* What to produce *
Reproduce all of the data word for word.

>> begin

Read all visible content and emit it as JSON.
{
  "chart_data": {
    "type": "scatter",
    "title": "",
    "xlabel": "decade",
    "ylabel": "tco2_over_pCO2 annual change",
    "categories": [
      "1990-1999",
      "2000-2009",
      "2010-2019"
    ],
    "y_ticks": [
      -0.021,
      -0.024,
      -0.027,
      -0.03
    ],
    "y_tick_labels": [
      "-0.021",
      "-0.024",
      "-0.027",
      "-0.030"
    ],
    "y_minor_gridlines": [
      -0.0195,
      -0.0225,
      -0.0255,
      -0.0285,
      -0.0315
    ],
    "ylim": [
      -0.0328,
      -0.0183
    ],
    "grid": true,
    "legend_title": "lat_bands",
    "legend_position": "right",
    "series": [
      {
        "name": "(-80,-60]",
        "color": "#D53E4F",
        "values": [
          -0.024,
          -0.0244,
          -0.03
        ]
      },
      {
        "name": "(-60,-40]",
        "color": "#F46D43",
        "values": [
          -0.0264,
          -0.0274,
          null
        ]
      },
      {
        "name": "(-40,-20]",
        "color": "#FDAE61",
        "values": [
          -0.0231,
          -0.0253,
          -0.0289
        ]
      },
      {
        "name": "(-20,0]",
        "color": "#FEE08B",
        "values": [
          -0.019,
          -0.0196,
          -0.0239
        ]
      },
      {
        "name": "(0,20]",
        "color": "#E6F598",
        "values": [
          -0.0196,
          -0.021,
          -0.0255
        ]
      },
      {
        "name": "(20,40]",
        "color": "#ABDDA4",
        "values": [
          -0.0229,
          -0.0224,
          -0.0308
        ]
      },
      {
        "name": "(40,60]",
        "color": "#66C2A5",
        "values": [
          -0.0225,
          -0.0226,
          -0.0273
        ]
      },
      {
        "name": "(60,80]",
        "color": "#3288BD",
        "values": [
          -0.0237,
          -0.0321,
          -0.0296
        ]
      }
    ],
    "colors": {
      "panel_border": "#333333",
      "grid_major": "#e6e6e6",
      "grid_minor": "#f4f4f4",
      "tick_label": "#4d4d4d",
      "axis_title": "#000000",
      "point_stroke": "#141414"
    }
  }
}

>> end

* The answer *
Read all visible content and emit it as JSON.
{
  "chart_data": {
    "type": "scatter",
    "title": "",
    "xlabel": "decade",
    "ylabel": "tco2_over_pCO2 annual change",
    "categories": [
      "1990-1999",
      "2000-2009",
      "2010-2019"
    ],
    "y_ticks": [
      -0.021,
      -0.024,
      -0.027,
      -0.03
    ],
    "y_tick_labels": [
      "-0.021",
      "-0.024",
      "-0.027",
      "-0.030"
    ],
    "y_minor_gridlines": [
      -0.0195,
      -0.0225,
      -0.0255,
      -0.0285,
      -0.0315
    ],
    "ylim": [
      -0.0328,
      -0.0183
    ],
    "grid": true,
    "legend_title": "lat_bands",
    "legend_position": "right",
    "series": [
      {
        "name": "(-80,-60]",
        "color": "#D53E4F",
        "values": [
          -0.024,
          -0.0244,
          -0.03
        ]
      },
      {
        "name": "(-60,-40]",
        "color": "#F46D43",
        "values": [
          -0.0264,
          -0.0274,
          null
        ]
      },
      {
        "name": "(-40,-20]",
        "color": "#FDAE61",
        "values": [
          -0.0231,
          -0.0253,
          -0.0289
        ]
      },
      {
        "name": "(-20,0]",
        "color": "#FEE08B",
        "values": [
          -0.019,
          -0.0196,
          -0.0239
        ]
      },
      {
        "name": "(0,20]",
        "color": "#E6F598",
        "values": [
          -0.0196,
          -0.021,
          -0.0255
        ]
      },
      {
        "name": "(20,40]",
        "color": "#ABDDA4",
        "values": [
          -0.0229,
          -0.0224,
          -0.0308
        ]
      },
      {
        "name": "(40,60]",
        "color": "#66C2A5",
        "values": [
          -0.0225,
          -0.0226,
          -0.0273
        ]
      },
      {
        "name": "(60,80]",
        "color": "#3288BD",
        "values": [
          -0.0237,
          -0.0321,
          -0.0296
        ]
      }
    ],
    "colors": {
      "panel_border": "#333333",
      "grid_major": "#e6e6e6",
      "grid_minor": "#f4f4f4",
      "tick_label": "#4d4d4d",
      "axis_title": "#000000",
      "point_stroke": "#141414"
    }
  }
}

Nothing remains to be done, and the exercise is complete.